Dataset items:
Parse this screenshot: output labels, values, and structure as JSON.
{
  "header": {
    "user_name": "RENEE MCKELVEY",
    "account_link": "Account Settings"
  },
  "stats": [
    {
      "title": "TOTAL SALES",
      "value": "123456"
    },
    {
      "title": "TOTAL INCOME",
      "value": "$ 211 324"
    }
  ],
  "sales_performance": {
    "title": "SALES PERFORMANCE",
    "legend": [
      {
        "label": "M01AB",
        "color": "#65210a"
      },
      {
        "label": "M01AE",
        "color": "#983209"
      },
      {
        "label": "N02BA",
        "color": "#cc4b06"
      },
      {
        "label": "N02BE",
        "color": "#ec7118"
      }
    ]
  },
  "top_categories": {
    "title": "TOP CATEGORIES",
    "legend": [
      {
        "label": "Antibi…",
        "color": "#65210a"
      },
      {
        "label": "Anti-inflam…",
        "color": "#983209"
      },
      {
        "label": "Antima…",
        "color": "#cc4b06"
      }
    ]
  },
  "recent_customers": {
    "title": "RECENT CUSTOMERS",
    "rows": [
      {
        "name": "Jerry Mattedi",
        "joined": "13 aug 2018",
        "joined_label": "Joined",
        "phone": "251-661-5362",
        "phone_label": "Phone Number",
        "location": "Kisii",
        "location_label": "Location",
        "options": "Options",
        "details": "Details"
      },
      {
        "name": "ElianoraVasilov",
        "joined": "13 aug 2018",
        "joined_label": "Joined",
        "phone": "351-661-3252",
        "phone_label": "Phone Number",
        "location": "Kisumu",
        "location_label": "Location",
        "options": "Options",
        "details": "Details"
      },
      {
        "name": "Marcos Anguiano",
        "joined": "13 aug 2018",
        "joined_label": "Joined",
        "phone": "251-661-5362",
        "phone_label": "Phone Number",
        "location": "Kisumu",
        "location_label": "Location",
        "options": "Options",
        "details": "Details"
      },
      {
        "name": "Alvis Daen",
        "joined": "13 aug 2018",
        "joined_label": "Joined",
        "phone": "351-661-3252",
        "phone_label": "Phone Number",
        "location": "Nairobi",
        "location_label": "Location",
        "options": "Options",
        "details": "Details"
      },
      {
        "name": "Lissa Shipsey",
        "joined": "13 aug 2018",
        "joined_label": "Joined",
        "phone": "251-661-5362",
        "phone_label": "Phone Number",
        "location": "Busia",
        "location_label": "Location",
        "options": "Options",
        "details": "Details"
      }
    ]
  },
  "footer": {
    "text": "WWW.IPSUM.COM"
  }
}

Task directions:
Across the preceding material, how many lines contain the word "title"? State the number alone.

Task answer:
5